*Work instructions:* Quote the records in full and leave their pictures out.

*Data for processing:*

+ + + + +

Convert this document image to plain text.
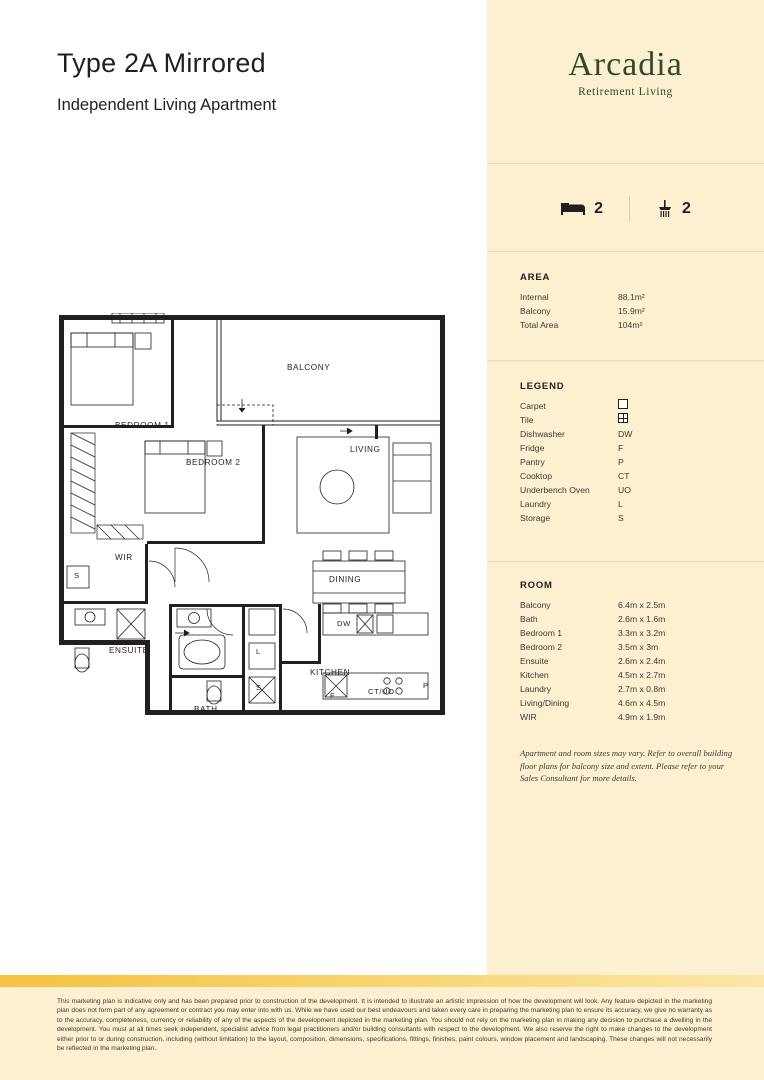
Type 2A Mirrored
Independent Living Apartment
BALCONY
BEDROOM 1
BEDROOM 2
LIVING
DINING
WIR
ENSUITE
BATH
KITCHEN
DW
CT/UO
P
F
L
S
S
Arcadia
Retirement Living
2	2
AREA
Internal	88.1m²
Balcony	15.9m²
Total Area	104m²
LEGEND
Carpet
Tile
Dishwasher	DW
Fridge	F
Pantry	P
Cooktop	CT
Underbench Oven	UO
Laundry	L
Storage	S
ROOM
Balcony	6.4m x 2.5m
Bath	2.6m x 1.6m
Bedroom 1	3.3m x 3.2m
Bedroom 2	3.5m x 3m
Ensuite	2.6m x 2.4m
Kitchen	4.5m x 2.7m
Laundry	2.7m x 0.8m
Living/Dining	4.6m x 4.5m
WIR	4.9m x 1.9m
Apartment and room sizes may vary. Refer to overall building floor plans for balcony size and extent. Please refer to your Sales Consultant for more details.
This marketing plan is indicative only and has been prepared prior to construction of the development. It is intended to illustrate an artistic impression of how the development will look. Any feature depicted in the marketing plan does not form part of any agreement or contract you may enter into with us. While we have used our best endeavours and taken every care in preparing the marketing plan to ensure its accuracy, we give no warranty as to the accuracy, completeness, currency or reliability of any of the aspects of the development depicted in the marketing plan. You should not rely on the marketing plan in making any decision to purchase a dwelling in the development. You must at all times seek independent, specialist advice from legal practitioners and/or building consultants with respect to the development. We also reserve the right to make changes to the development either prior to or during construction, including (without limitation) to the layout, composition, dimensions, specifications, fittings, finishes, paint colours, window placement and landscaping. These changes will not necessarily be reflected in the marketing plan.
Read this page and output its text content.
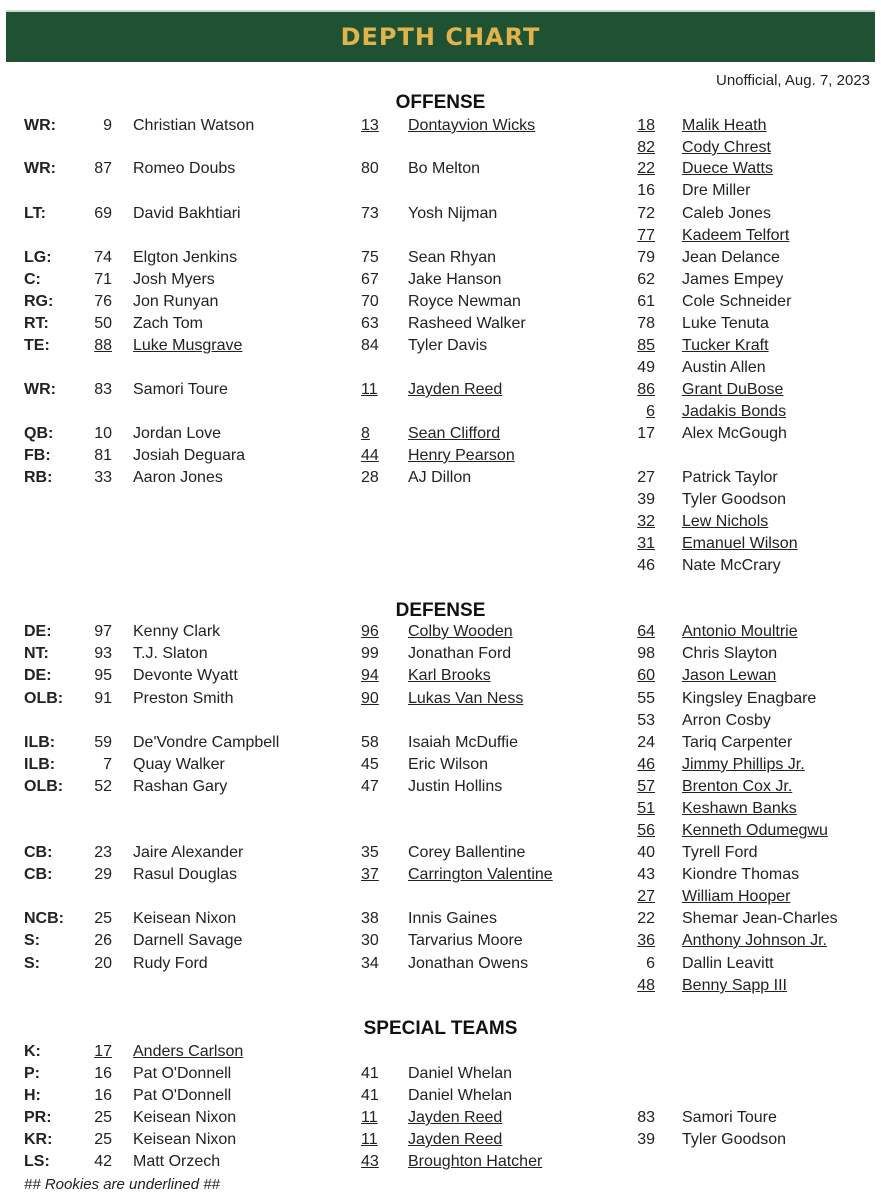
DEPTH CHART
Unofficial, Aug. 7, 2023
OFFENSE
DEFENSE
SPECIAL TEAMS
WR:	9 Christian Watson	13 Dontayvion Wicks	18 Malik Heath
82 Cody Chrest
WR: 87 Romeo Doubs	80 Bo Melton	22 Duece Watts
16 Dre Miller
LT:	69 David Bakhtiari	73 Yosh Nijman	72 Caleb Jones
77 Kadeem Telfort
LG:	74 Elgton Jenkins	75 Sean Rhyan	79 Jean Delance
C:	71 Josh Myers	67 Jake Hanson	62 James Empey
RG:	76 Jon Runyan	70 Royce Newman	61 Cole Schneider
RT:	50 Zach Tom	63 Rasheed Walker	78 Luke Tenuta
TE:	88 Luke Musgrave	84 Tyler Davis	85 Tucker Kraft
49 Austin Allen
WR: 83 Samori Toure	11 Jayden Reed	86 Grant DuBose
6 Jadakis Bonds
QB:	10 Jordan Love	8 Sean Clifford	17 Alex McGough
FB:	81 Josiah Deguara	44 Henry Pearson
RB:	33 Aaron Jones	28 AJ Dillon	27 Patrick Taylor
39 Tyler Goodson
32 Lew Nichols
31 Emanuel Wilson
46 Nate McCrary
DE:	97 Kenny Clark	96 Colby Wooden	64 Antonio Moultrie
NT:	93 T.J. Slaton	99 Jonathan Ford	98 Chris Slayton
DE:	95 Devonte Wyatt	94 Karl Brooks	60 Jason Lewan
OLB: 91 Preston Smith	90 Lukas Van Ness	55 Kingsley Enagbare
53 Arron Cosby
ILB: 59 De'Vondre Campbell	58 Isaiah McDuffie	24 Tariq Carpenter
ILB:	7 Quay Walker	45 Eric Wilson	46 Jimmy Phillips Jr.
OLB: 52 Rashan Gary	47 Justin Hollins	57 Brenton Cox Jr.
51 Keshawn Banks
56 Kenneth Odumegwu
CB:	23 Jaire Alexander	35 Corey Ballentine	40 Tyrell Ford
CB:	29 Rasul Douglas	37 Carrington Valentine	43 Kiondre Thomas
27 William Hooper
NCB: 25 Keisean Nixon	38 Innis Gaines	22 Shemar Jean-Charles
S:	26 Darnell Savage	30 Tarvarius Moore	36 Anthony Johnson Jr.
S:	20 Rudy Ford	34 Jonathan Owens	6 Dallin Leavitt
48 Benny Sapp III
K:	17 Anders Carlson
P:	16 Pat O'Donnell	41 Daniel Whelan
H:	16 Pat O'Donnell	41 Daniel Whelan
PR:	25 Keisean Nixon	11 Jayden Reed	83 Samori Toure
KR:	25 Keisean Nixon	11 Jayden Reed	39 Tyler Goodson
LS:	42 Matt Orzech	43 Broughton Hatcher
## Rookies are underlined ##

+ + + + +

*Reply to the task:*
Convert this document image to plain text.
Type 2A Mirrored
Independent Living Apartment
BALCONY
BEDROOM 1
BEDROOM 2
LIVING
DINING
WIR
ENSUITE
BATH
KITCHEN
DW
CT/UO
P
F
L
S
S
Arcadia
Retirement Living
2	2
AREA
Internal	88.1m²
Balcony	15.9m²
Total Area	104m²
LEGEND
Carpet
Tile
Dishwasher	DW
Fridge	F
Pantry	P
Cooktop	CT
Underbench Oven	UO
Laundry	L
Storage	S
ROOM
Balcony	6.4m x 2.5m
Bath	2.6m x 1.6m
Bedroom 1	3.3m x 3.2m
Bedroom 2	3.5m x 3m
Ensuite	2.6m x 2.4m
Kitchen	4.5m x 2.7m
Laundry	2.7m x 0.8m
Living/Dining	4.6m x 4.5m
WIR	4.9m x 1.9m
Apartment and room sizes may vary. Refer to overall building floor plans for balcony size and extent. Please refer to your Sales Consultant for more details.
This marketing plan is indicative only and has been prepared prior to construction of the development. It is intended to illustrate an artistic impression of how the development will look. Any feature depicted in the marketing plan does not form part of any agreement or contract you may enter into with us. While we have used our best endeavours and taken every care in preparing the marketing plan to ensure its accuracy, we give no warranty as to the accuracy, completeness, currency or reliability of any of the aspects of the development depicted in the marketing plan. You should not rely on the marketing plan in making any decision to purchase a dwelling in the development. You must at all times seek independent, specialist advice from legal practitioners and/or building consultants with respect to the development. We also reserve the right to make changes to the development either prior to or during construction, including (without limitation) to the layout, composition, dimensions, specifications, fittings, finishes, paint colours, window placement and landscaping. These changes will not necessarily be reflected in the marketing plan.
Read this page and output its text content.
DEPTH CHART
Unofficial, Aug. 7, 2023
OFFENSE
DEFENSE
SPECIAL TEAMS
WR:	9 Christian Watson	13 Dontayvion Wicks	18 Malik Heath
82 Cody Chrest
WR: 87 Romeo Doubs	80 Bo Melton	22 Duece Watts
16 Dre Miller
LT:	69 David Bakhtiari	73 Yosh Nijman	72 Caleb Jones
77 Kadeem Telfort
LG:	74 Elgton Jenkins	75 Sean Rhyan	79 Jean Delance
C:	71 Josh Myers	67 Jake Hanson	62 James Empey
RG:	76 Jon Runyan	70 Royce Newman	61 Cole Schneider
RT:	50 Zach Tom	63 Rasheed Walker	78 Luke Tenuta
TE:	88 Luke Musgrave	84 Tyler Davis	85 Tucker Kraft
49 Austin Allen
WR: 83 Samori Toure	11 Jayden Reed	86 Grant DuBose
6 Jadakis Bonds
QB:	10 Jordan Love	8 Sean Clifford	17 Alex McGough
FB:	81 Josiah Deguara	44 Henry Pearson
RB:	33 Aaron Jones	28 AJ Dillon	27 Patrick Taylor
39 Tyler Goodson
32 Lew Nichols
31 Emanuel Wilson
46 Nate McCrary
DE:	97 Kenny Clark	96 Colby Wooden	64 Antonio Moultrie
NT:	93 T.J. Slaton	99 Jonathan Ford	98 Chris Slayton
DE:	95 Devonte Wyatt	94 Karl Brooks	60 Jason Lewan
OLB: 91 Preston Smith	90 Lukas Van Ness	55 Kingsley Enagbare
53 Arron Cosby
ILB: 59 De'Vondre Campbell	58 Isaiah McDuffie	24 Tariq Carpenter
ILB:	7 Quay Walker	45 Eric Wilson	46 Jimmy Phillips Jr.
OLB: 52 Rashan Gary	47 Justin Hollins	57 Brenton Cox Jr.
51 Keshawn Banks
56 Kenneth Odumegwu
CB:	23 Jaire Alexander	35 Corey Ballentine	40 Tyrell Ford
CB:	29 Rasul Douglas	37 Carrington Valentine	43 Kiondre Thomas
27 William Hooper
NCB: 25 Keisean Nixon	38 Innis Gaines	22 Shemar Jean-Charles
S:	26 Darnell Savage	30 Tarvarius Moore	36 Anthony Johnson Jr.
S:	20 Rudy Ford	34 Jonathan Owens	6 Dallin Leavitt
48 Benny Sapp III
K:	17 Anders Carlson
P:	16 Pat O'Donnell	41 Daniel Whelan
H:	16 Pat O'Donnell	41 Daniel Whelan
PR:	25 Keisean Nixon	11 Jayden Reed	83 Samori Toure
KR:	25 Keisean Nixon	11 Jayden Reed	39 Tyler Goodson
LS:	42 Matt Orzech	43 Broughton Hatcher
## Rookies are underlined ##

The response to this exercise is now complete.